Copy the entries exactly. Leave out any pictures.

▸ **Records shown**
□ □ □
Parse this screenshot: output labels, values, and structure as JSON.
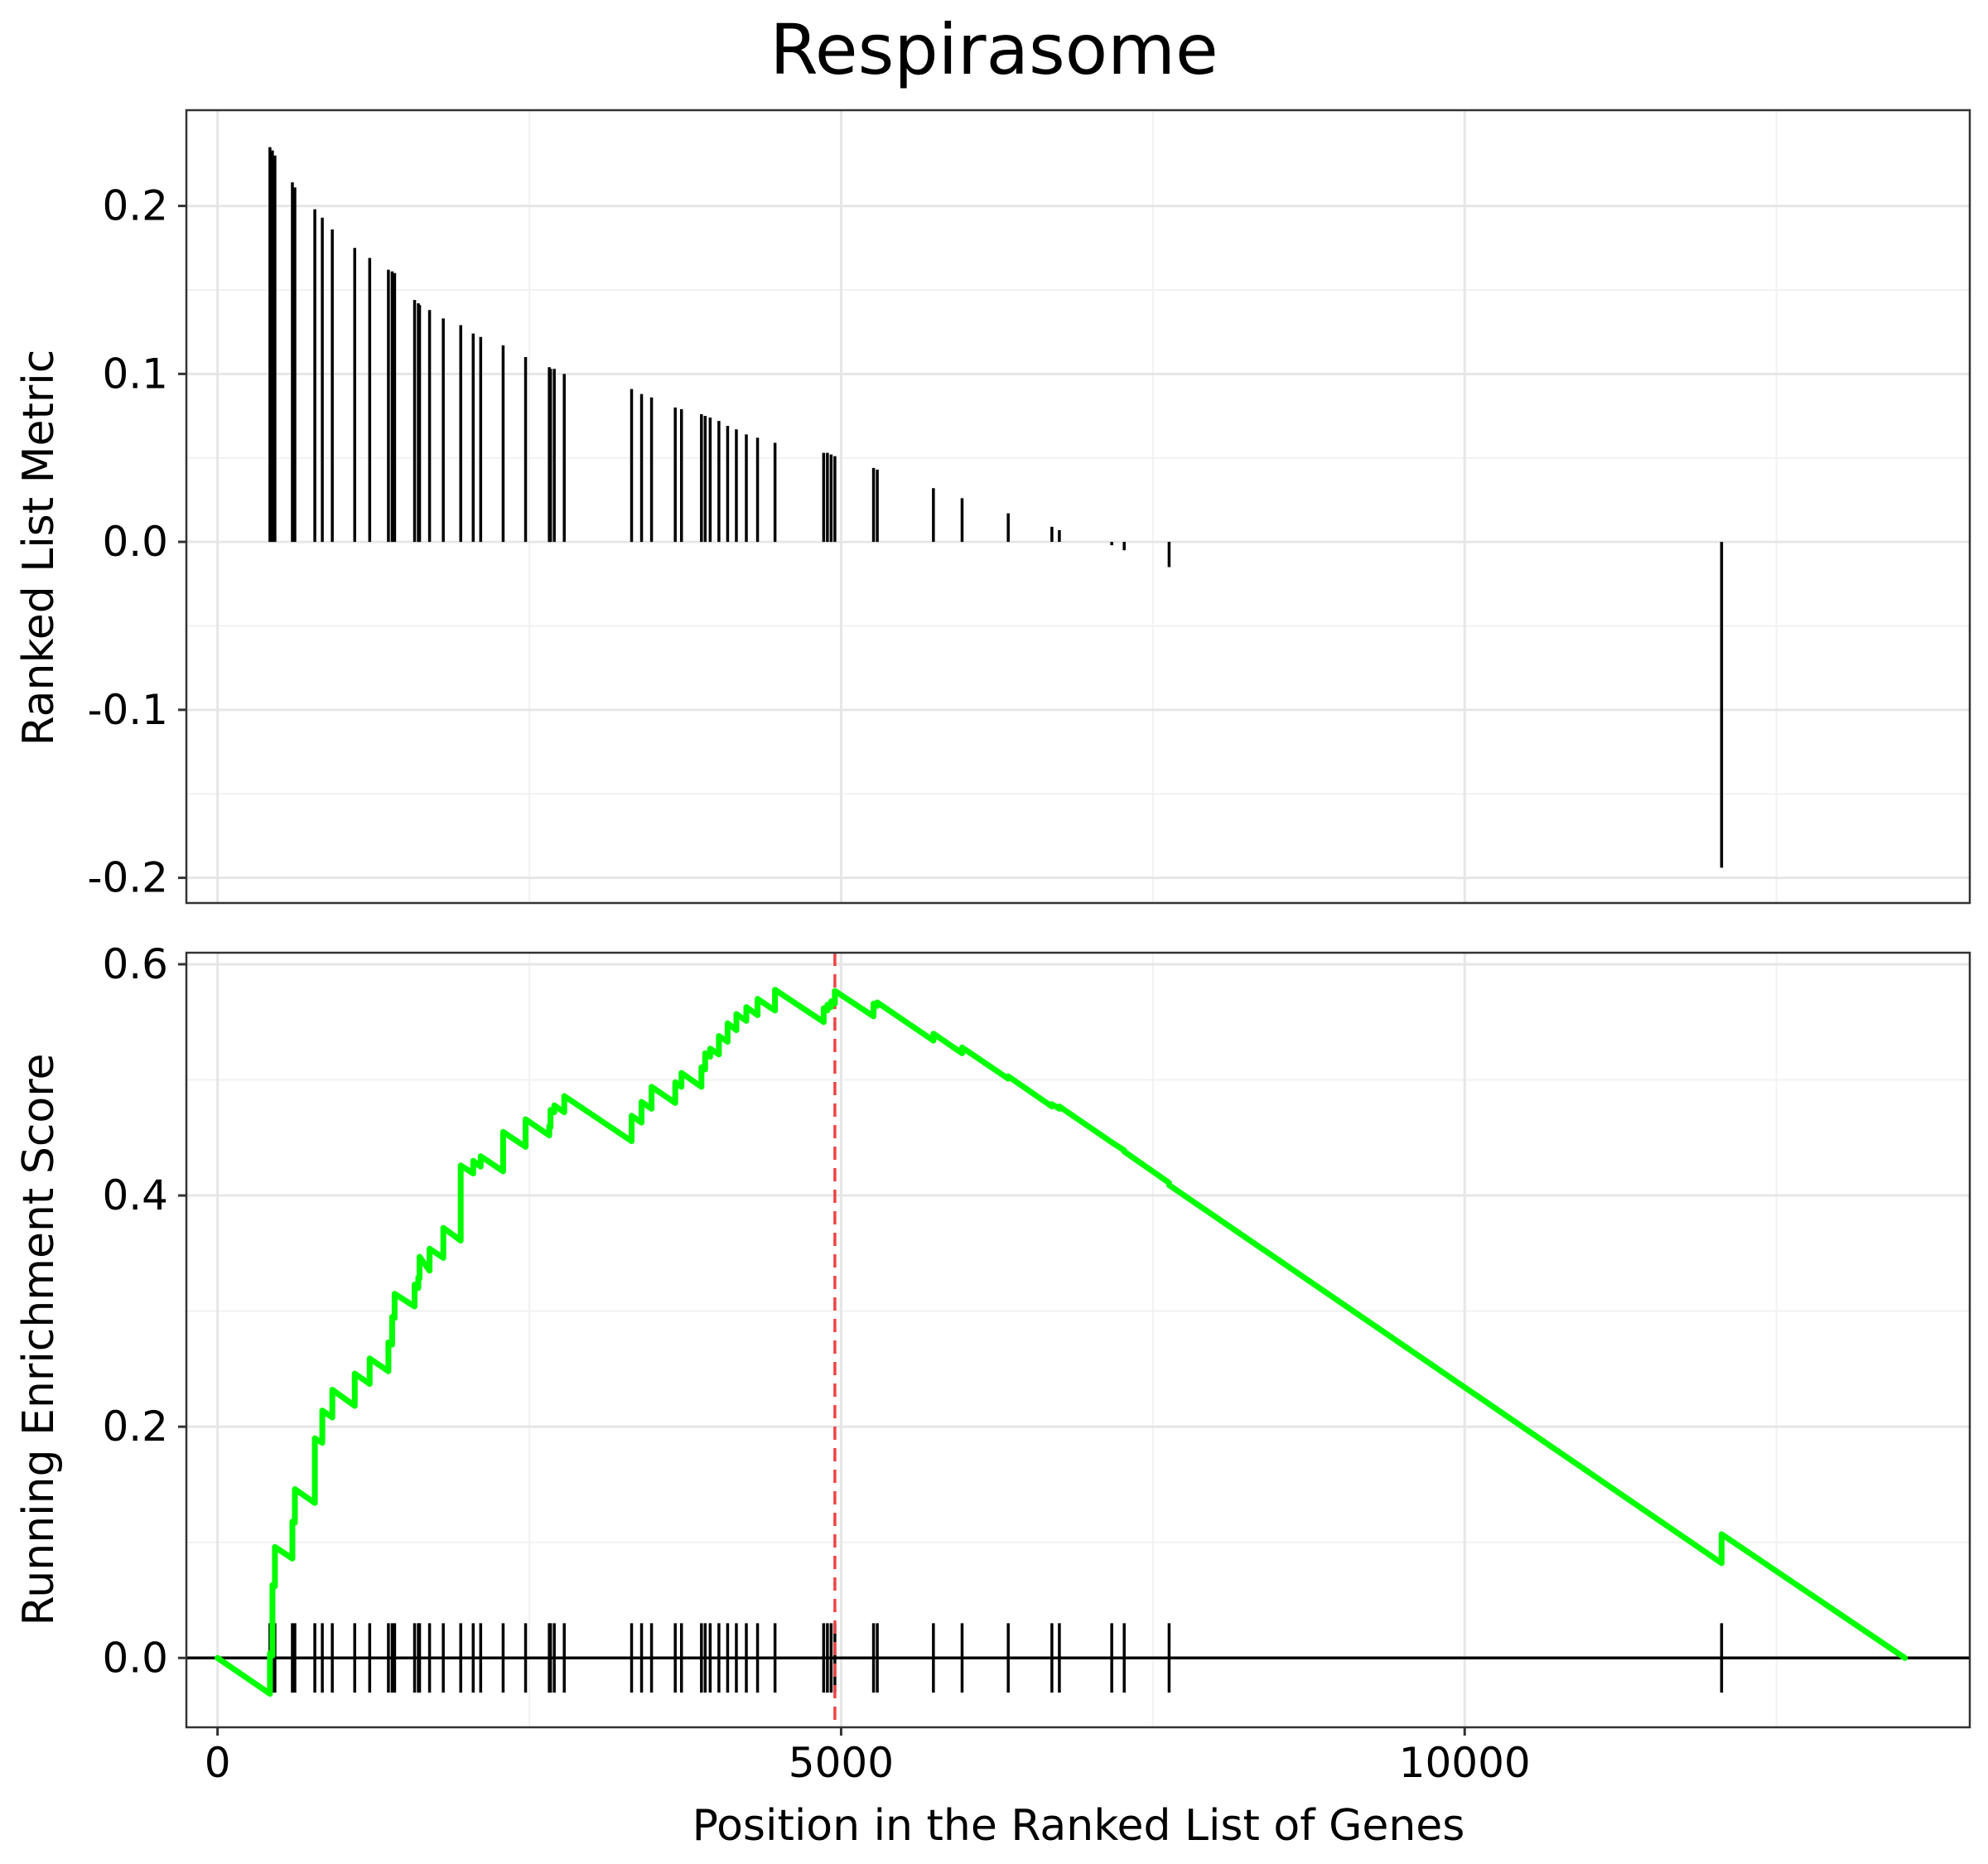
{
  "chart_data": {
    "type": "gsea-enrichment-plot",
    "title": "Respirasome",
    "xlabel": "Position in the Ranked List of Genes",
    "xlim": [
      -250,
      14050
    ],
    "x_ticks": [
      0,
      5000,
      10000
    ],
    "x_tick_labels": [
      "0",
      "5000",
      "10000"
    ],
    "grid": true,
    "panels": {
      "ranked_metric": {
        "ylabel": "Ranked List Metric",
        "ylim": [
          -0.215,
          0.257
        ],
        "y_ticks": [
          0.2,
          0.1,
          0.0,
          -0.1,
          -0.2
        ],
        "y_tick_labels": [
          "0.2",
          "0.1",
          "0.0",
          "-0.1",
          "-0.2"
        ],
        "bars_x": [
          420,
          440,
          460,
          600,
          620,
          780,
          840,
          920,
          1100,
          1220,
          1370,
          1400,
          1420,
          1580,
          1610,
          1620,
          1700,
          1810,
          1950,
          2050,
          2110,
          2290,
          2470,
          2660,
          2670,
          2700,
          2780,
          3320,
          3400,
          3480,
          3670,
          3720,
          3880,
          3910,
          3950,
          4020,
          4090,
          4160,
          4240,
          4330,
          4470,
          4860,
          4890,
          4920,
          4950,
          5260,
          5290,
          5740,
          5970,
          6340,
          6690,
          6750,
          7170,
          7270,
          7630,
          12060
        ],
        "bars_value": [
          0.235,
          0.233,
          0.23,
          0.214,
          0.211,
          0.198,
          0.193,
          0.186,
          0.175,
          0.169,
          0.162,
          0.161,
          0.16,
          0.144,
          0.142,
          0.141,
          0.138,
          0.133,
          0.129,
          0.124,
          0.122,
          0.117,
          0.11,
          0.104,
          0.103,
          0.103,
          0.1,
          0.091,
          0.088,
          0.086,
          0.08,
          0.079,
          0.076,
          0.075,
          0.074,
          0.072,
          0.069,
          0.067,
          0.064,
          0.062,
          0.059,
          0.053,
          0.053,
          0.052,
          0.051,
          0.044,
          0.043,
          0.032,
          0.026,
          0.017,
          0.009,
          0.007,
          -0.002,
          -0.005,
          -0.015,
          -0.194
        ]
      },
      "running_es": {
        "ylabel": "Running Enrichment Score",
        "ylim": [
          -0.06,
          0.61
        ],
        "y_ticks": [
          0.6,
          0.4,
          0.2,
          0.0
        ],
        "y_tick_labels": [
          "0.6",
          "0.4",
          "0.2",
          "0.0"
        ],
        "hits_x": [
          420,
          440,
          460,
          600,
          620,
          780,
          840,
          920,
          1100,
          1220,
          1370,
          1400,
          1420,
          1580,
          1610,
          1620,
          1700,
          1810,
          1950,
          2050,
          2110,
          2290,
          2470,
          2660,
          2670,
          2700,
          2780,
          3320,
          3400,
          3480,
          3670,
          3720,
          3880,
          3910,
          3950,
          4020,
          4090,
          4160,
          4240,
          4330,
          4470,
          4860,
          4890,
          4920,
          4950,
          5260,
          5290,
          5740,
          5970,
          6340,
          6690,
          6750,
          7170,
          7270,
          7630,
          12060
        ],
        "series_x": [
          0,
          420,
          420,
          440,
          440,
          460,
          460,
          600,
          600,
          620,
          620,
          780,
          780,
          840,
          840,
          920,
          920,
          1100,
          1100,
          1220,
          1220,
          1370,
          1370,
          1400,
          1400,
          1420,
          1420,
          1580,
          1580,
          1610,
          1610,
          1620,
          1620,
          1700,
          1700,
          1810,
          1810,
          1950,
          1950,
          2050,
          2050,
          2110,
          2110,
          2290,
          2290,
          2470,
          2470,
          2660,
          2660,
          2670,
          2670,
          2700,
          2700,
          2780,
          2780,
          3320,
          3320,
          3400,
          3400,
          3480,
          3480,
          3670,
          3670,
          3720,
          3720,
          3880,
          3880,
          3910,
          3910,
          3950,
          3950,
          4020,
          4020,
          4090,
          4090,
          4160,
          4160,
          4240,
          4240,
          4330,
          4330,
          4470,
          4470,
          4860,
          4860,
          4890,
          4890,
          4920,
          4920,
          4950,
          4950,
          5260,
          5260,
          5290,
          5290,
          5740,
          5740,
          5970,
          5970,
          6340,
          6340,
          6690,
          6690,
          6750,
          6750,
          7170,
          7170,
          7270,
          7270,
          7630,
          7630,
          12060,
          12060,
          13530
        ],
        "series_y": [
          0.0,
          -0.031,
          0.004,
          0.002,
          0.063,
          0.062,
          0.096,
          0.086,
          0.118,
          0.117,
          0.146,
          0.134,
          0.19,
          0.186,
          0.214,
          0.208,
          0.232,
          0.218,
          0.246,
          0.237,
          0.259,
          0.248,
          0.273,
          0.271,
          0.295,
          0.294,
          0.315,
          0.304,
          0.323,
          0.32,
          0.329,
          0.328,
          0.347,
          0.335,
          0.354,
          0.346,
          0.372,
          0.361,
          0.426,
          0.419,
          0.43,
          0.425,
          0.434,
          0.421,
          0.455,
          0.442,
          0.466,
          0.452,
          0.46,
          0.459,
          0.474,
          0.472,
          0.478,
          0.472,
          0.486,
          0.447,
          0.469,
          0.463,
          0.481,
          0.475,
          0.494,
          0.48,
          0.498,
          0.494,
          0.506,
          0.494,
          0.511,
          0.509,
          0.523,
          0.52,
          0.527,
          0.522,
          0.538,
          0.533,
          0.549,
          0.543,
          0.557,
          0.551,
          0.563,
          0.556,
          0.57,
          0.56,
          0.578,
          0.55,
          0.562,
          0.56,
          0.565,
          0.563,
          0.568,
          0.566,
          0.577,
          0.555,
          0.566,
          0.564,
          0.567,
          0.534,
          0.54,
          0.523,
          0.528,
          0.501,
          0.503,
          0.477,
          0.479,
          0.475,
          0.477,
          0.446,
          0.446,
          0.439,
          0.438,
          0.411,
          0.409,
          0.082,
          0.107,
          0.0
        ],
        "peak_x": 4950,
        "colors": {
          "line": "#00ff00",
          "peak_line": "#ee4444",
          "hits": "#000000"
        }
      }
    }
  }
}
□ □ □
▸ **Solution**
Parse this screenshot: output labels, values, and structure as JSON.
{
  "chart_data": {
    "type": "gsea-enrichment-plot",
    "title": "Respirasome",
    "xlabel": "Position in the Ranked List of Genes",
    "xlim": [
      -250,
      14050
    ],
    "x_ticks": [
      0,
      5000,
      10000
    ],
    "x_tick_labels": [
      "0",
      "5000",
      "10000"
    ],
    "grid": true,
    "panels": {
      "ranked_metric": {
        "ylabel": "Ranked List Metric",
        "ylim": [
          -0.215,
          0.257
        ],
        "y_ticks": [
          0.2,
          0.1,
          0.0,
          -0.1,
          -0.2
        ],
        "y_tick_labels": [
          "0.2",
          "0.1",
          "0.0",
          "-0.1",
          "-0.2"
        ],
        "bars_x": [
          420,
          440,
          460,
          600,
          620,
          780,
          840,
          920,
          1100,
          1220,
          1370,
          1400,
          1420,
          1580,
          1610,
          1620,
          1700,
          1810,
          1950,
          2050,
          2110,
          2290,
          2470,
          2660,
          2670,
          2700,
          2780,
          3320,
          3400,
          3480,
          3670,
          3720,
          3880,
          3910,
          3950,
          4020,
          4090,
          4160,
          4240,
          4330,
          4470,
          4860,
          4890,
          4920,
          4950,
          5260,
          5290,
          5740,
          5970,
          6340,
          6690,
          6750,
          7170,
          7270,
          7630,
          12060
        ],
        "bars_value": [
          0.235,
          0.233,
          0.23,
          0.214,
          0.211,
          0.198,
          0.193,
          0.186,
          0.175,
          0.169,
          0.162,
          0.161,
          0.16,
          0.144,
          0.142,
          0.141,
          0.138,
          0.133,
          0.129,
          0.124,
          0.122,
          0.117,
          0.11,
          0.104,
          0.103,
          0.103,
          0.1,
          0.091,
          0.088,
          0.086,
          0.08,
          0.079,
          0.076,
          0.075,
          0.074,
          0.072,
          0.069,
          0.067,
          0.064,
          0.062,
          0.059,
          0.053,
          0.053,
          0.052,
          0.051,
          0.044,
          0.043,
          0.032,
          0.026,
          0.017,
          0.009,
          0.007,
          -0.002,
          -0.005,
          -0.015,
          -0.194
        ]
      },
      "running_es": {
        "ylabel": "Running Enrichment Score",
        "ylim": [
          -0.06,
          0.61
        ],
        "y_ticks": [
          0.6,
          0.4,
          0.2,
          0.0
        ],
        "y_tick_labels": [
          "0.6",
          "0.4",
          "0.2",
          "0.0"
        ],
        "hits_x": [
          420,
          440,
          460,
          600,
          620,
          780,
          840,
          920,
          1100,
          1220,
          1370,
          1400,
          1420,
          1580,
          1610,
          1620,
          1700,
          1810,
          1950,
          2050,
          2110,
          2290,
          2470,
          2660,
          2670,
          2700,
          2780,
          3320,
          3400,
          3480,
          3670,
          3720,
          3880,
          3910,
          3950,
          4020,
          4090,
          4160,
          4240,
          4330,
          4470,
          4860,
          4890,
          4920,
          4950,
          5260,
          5290,
          5740,
          5970,
          6340,
          6690,
          6750,
          7170,
          7270,
          7630,
          12060
        ],
        "series_x": [
          0,
          420,
          420,
          440,
          440,
          460,
          460,
          600,
          600,
          620,
          620,
          780,
          780,
          840,
          840,
          920,
          920,
          1100,
          1100,
          1220,
          1220,
          1370,
          1370,
          1400,
          1400,
          1420,
          1420,
          1580,
          1580,
          1610,
          1610,
          1620,
          1620,
          1700,
          1700,
          1810,
          1810,
          1950,
          1950,
          2050,
          2050,
          2110,
          2110,
          2290,
          2290,
          2470,
          2470,
          2660,
          2660,
          2670,
          2670,
          2700,
          2700,
          2780,
          2780,
          3320,
          3320,
          3400,
          3400,
          3480,
          3480,
          3670,
          3670,
          3720,
          3720,
          3880,
          3880,
          3910,
          3910,
          3950,
          3950,
          4020,
          4020,
          4090,
          4090,
          4160,
          4160,
          4240,
          4240,
          4330,
          4330,
          4470,
          4470,
          4860,
          4860,
          4890,
          4890,
          4920,
          4920,
          4950,
          4950,
          5260,
          5260,
          5290,
          5290,
          5740,
          5740,
          5970,
          5970,
          6340,
          6340,
          6690,
          6690,
          6750,
          6750,
          7170,
          7170,
          7270,
          7270,
          7630,
          7630,
          12060,
          12060,
          13530
        ],
        "series_y": [
          0.0,
          -0.031,
          0.004,
          0.002,
          0.063,
          0.062,
          0.096,
          0.086,
          0.118,
          0.117,
          0.146,
          0.134,
          0.19,
          0.186,
          0.214,
          0.208,
          0.232,
          0.218,
          0.246,
          0.237,
          0.259,
          0.248,
          0.273,
          0.271,
          0.295,
          0.294,
          0.315,
          0.304,
          0.323,
          0.32,
          0.329,
          0.328,
          0.347,
          0.335,
          0.354,
          0.346,
          0.372,
          0.361,
          0.426,
          0.419,
          0.43,
          0.425,
          0.434,
          0.421,
          0.455,
          0.442,
          0.466,
          0.452,
          0.46,
          0.459,
          0.474,
          0.472,
          0.478,
          0.472,
          0.486,
          0.447,
          0.469,
          0.463,
          0.481,
          0.475,
          0.494,
          0.48,
          0.498,
          0.494,
          0.506,
          0.494,
          0.511,
          0.509,
          0.523,
          0.52,
          0.527,
          0.522,
          0.538,
          0.533,
          0.549,
          0.543,
          0.557,
          0.551,
          0.563,
          0.556,
          0.57,
          0.56,
          0.578,
          0.55,
          0.562,
          0.56,
          0.565,
          0.563,
          0.568,
          0.566,
          0.577,
          0.555,
          0.566,
          0.564,
          0.567,
          0.534,
          0.54,
          0.523,
          0.528,
          0.501,
          0.503,
          0.477,
          0.479,
          0.475,
          0.477,
          0.446,
          0.446,
          0.439,
          0.438,
          0.411,
          0.409,
          0.082,
          0.107,
          0.0
        ],
        "peak_x": 4950,
        "colors": {
          "line": "#00ff00",
          "peak_line": "#ee4444",
          "hits": "#000000"
        }
      }
    }
  }
}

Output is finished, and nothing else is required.